— START DATA LISTING —

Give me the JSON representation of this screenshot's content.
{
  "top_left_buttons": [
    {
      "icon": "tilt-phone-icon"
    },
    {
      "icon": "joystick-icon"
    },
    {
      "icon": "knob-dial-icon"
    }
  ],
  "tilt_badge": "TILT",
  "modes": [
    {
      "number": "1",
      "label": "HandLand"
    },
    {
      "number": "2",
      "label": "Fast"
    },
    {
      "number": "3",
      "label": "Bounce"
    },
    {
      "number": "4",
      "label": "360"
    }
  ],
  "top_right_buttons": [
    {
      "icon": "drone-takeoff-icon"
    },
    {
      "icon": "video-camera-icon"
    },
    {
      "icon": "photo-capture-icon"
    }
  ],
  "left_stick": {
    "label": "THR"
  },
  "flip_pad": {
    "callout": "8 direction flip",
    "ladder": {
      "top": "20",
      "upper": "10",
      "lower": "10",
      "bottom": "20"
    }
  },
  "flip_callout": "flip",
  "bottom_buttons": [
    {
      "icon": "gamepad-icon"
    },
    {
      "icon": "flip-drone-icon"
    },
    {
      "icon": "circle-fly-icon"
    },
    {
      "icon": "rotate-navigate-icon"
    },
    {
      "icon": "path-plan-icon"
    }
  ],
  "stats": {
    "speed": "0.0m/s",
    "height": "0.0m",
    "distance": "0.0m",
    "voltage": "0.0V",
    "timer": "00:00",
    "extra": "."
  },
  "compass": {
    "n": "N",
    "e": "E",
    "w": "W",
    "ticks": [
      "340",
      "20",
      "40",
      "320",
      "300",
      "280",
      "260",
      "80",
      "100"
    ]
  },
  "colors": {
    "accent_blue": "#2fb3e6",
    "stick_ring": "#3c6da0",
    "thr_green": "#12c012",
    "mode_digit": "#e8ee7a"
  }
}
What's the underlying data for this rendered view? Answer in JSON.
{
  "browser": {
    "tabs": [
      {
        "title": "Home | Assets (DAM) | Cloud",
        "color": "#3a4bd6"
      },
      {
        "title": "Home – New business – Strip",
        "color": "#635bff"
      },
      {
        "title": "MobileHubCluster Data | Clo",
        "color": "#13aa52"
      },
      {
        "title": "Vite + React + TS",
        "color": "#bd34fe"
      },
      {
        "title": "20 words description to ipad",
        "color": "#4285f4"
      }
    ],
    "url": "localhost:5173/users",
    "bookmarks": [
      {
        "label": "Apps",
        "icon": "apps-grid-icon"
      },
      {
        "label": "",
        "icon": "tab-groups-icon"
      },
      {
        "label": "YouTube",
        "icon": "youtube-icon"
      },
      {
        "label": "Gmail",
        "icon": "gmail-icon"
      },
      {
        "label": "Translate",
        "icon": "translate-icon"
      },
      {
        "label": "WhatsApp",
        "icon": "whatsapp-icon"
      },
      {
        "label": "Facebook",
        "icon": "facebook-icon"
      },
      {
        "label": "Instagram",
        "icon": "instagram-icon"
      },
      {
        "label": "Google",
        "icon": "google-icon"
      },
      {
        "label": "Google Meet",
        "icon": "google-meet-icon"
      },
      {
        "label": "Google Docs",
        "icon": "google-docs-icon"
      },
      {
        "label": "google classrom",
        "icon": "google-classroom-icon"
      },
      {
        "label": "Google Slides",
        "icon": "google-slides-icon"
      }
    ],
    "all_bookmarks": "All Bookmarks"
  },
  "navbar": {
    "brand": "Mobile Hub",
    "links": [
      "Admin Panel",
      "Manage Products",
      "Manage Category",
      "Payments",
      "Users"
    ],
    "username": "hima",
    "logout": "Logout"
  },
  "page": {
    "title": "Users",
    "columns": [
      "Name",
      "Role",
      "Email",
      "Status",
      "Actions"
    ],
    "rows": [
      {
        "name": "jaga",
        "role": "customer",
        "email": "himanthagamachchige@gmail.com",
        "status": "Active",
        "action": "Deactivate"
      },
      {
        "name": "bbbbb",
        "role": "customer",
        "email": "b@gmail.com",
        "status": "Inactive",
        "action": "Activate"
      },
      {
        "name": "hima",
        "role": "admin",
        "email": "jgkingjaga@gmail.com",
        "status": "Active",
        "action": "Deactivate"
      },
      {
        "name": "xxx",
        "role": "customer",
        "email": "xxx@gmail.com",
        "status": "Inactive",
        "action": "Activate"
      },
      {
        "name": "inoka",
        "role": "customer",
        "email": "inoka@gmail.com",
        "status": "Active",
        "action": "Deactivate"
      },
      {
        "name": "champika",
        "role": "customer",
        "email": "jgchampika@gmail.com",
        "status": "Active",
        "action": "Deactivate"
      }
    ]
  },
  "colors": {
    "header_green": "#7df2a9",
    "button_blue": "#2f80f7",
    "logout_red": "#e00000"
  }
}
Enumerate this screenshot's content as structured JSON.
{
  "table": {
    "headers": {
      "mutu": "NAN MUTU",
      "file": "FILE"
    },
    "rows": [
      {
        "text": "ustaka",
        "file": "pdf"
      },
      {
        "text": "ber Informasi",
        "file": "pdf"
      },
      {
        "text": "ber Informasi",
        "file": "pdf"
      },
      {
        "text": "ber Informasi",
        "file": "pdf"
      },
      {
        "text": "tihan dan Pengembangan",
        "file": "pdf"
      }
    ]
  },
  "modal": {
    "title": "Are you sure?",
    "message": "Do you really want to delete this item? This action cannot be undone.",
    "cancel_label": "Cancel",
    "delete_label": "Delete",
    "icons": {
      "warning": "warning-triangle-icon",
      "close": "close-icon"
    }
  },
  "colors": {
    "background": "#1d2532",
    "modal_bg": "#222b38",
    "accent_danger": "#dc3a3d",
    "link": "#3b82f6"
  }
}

— END DATA LISTING —

§ **GOAL**: Copy every record above exactly as it appears.

§ **ANSWER TO THE EXERCISE**:
Give me the JSON representation of this screenshot's content.
{
  "top_left_buttons": [
    {
      "icon": "tilt-phone-icon"
    },
    {
      "icon": "joystick-icon"
    },
    {
      "icon": "knob-dial-icon"
    }
  ],
  "tilt_badge": "TILT",
  "modes": [
    {
      "number": "1",
      "label": "HandLand"
    },
    {
      "number": "2",
      "label": "Fast"
    },
    {
      "number": "3",
      "label": "Bounce"
    },
    {
      "number": "4",
      "label": "360"
    }
  ],
  "top_right_buttons": [
    {
      "icon": "drone-takeoff-icon"
    },
    {
      "icon": "video-camera-icon"
    },
    {
      "icon": "photo-capture-icon"
    }
  ],
  "left_stick": {
    "label": "THR"
  },
  "flip_pad": {
    "callout": "8 direction flip",
    "ladder": {
      "top": "20",
      "upper": "10",
      "lower": "10",
      "bottom": "20"
    }
  },
  "flip_callout": "flip",
  "bottom_buttons": [
    {
      "icon": "gamepad-icon"
    },
    {
      "icon": "flip-drone-icon"
    },
    {
      "icon": "circle-fly-icon"
    },
    {
      "icon": "rotate-navigate-icon"
    },
    {
      "icon": "path-plan-icon"
    }
  ],
  "stats": {
    "speed": "0.0m/s",
    "height": "0.0m",
    "distance": "0.0m",
    "voltage": "0.0V",
    "timer": "00:00",
    "extra": "."
  },
  "compass": {
    "n": "N",
    "e": "E",
    "w": "W",
    "ticks": [
      "340",
      "20",
      "40",
      "320",
      "300",
      "280",
      "260",
      "80",
      "100"
    ]
  },
  "colors": {
    "accent_blue": "#2fb3e6",
    "stick_ring": "#3c6da0",
    "thr_green": "#12c012",
    "mode_digit": "#e8ee7a"
  }
}
What's the underlying data for this rendered view? Answer in JSON.
{
  "browser": {
    "tabs": [
      {
        "title": "Home | Assets (DAM) | Cloud",
        "color": "#3a4bd6"
      },
      {
        "title": "Home – New business – Strip",
        "color": "#635bff"
      },
      {
        "title": "MobileHubCluster Data | Clo",
        "color": "#13aa52"
      },
      {
        "title": "Vite + React + TS",
        "color": "#bd34fe"
      },
      {
        "title": "20 words description to ipad",
        "color": "#4285f4"
      }
    ],
    "url": "localhost:5173/users",
    "bookmarks": [
      {
        "label": "Apps",
        "icon": "apps-grid-icon"
      },
      {
        "label": "",
        "icon": "tab-groups-icon"
      },
      {
        "label": "YouTube",
        "icon": "youtube-icon"
      },
      {
        "label": "Gmail",
        "icon": "gmail-icon"
      },
      {
        "label": "Translate",
        "icon": "translate-icon"
      },
      {
        "label": "WhatsApp",
        "icon": "whatsapp-icon"
      },
      {
        "label": "Facebook",
        "icon": "facebook-icon"
      },
      {
        "label": "Instagram",
        "icon": "instagram-icon"
      },
      {
        "label": "Google",
        "icon": "google-icon"
      },
      {
        "label": "Google Meet",
        "icon": "google-meet-icon"
      },
      {
        "label": "Google Docs",
        "icon": "google-docs-icon"
      },
      {
        "label": "google classrom",
        "icon": "google-classroom-icon"
      },
      {
        "label": "Google Slides",
        "icon": "google-slides-icon"
      }
    ],
    "all_bookmarks": "All Bookmarks"
  },
  "navbar": {
    "brand": "Mobile Hub",
    "links": [
      "Admin Panel",
      "Manage Products",
      "Manage Category",
      "Payments",
      "Users"
    ],
    "username": "hima",
    "logout": "Logout"
  },
  "page": {
    "title": "Users",
    "columns": [
      "Name",
      "Role",
      "Email",
      "Status",
      "Actions"
    ],
    "rows": [
      {
        "name": "jaga",
        "role": "customer",
        "email": "himanthagamachchige@gmail.com",
        "status": "Active",
        "action": "Deactivate"
      },
      {
        "name": "bbbbb",
        "role": "customer",
        "email": "b@gmail.com",
        "status": "Inactive",
        "action": "Activate"
      },
      {
        "name": "hima",
        "role": "admin",
        "email": "jgkingjaga@gmail.com",
        "status": "Active",
        "action": "Deactivate"
      },
      {
        "name": "xxx",
        "role": "customer",
        "email": "xxx@gmail.com",
        "status": "Inactive",
        "action": "Activate"
      },
      {
        "name": "inoka",
        "role": "customer",
        "email": "inoka@gmail.com",
        "status": "Active",
        "action": "Deactivate"
      },
      {
        "name": "champika",
        "role": "customer",
        "email": "jgchampika@gmail.com",
        "status": "Active",
        "action": "Deactivate"
      }
    ]
  },
  "colors": {
    "header_green": "#7df2a9",
    "button_blue": "#2f80f7",
    "logout_red": "#e00000"
  }
}
Enumerate this screenshot's content as structured JSON.
{
  "table": {
    "headers": {
      "mutu": "NAN MUTU",
      "file": "FILE"
    },
    "rows": [
      {
        "text": "ustaka",
        "file": "pdf"
      },
      {
        "text": "ber Informasi",
        "file": "pdf"
      },
      {
        "text": "ber Informasi",
        "file": "pdf"
      },
      {
        "text": "ber Informasi",
        "file": "pdf"
      },
      {
        "text": "tihan dan Pengembangan",
        "file": "pdf"
      }
    ]
  },
  "modal": {
    "title": "Are you sure?",
    "message": "Do you really want to delete this item? This action cannot be undone.",
    "cancel_label": "Cancel",
    "delete_label": "Delete",
    "icons": {
      "warning": "warning-triangle-icon",
      "close": "close-icon"
    }
  },
  "colors": {
    "background": "#1d2532",
    "modal_bg": "#222b38",
    "accent_danger": "#dc3a3d",
    "link": "#3b82f6"
  }
}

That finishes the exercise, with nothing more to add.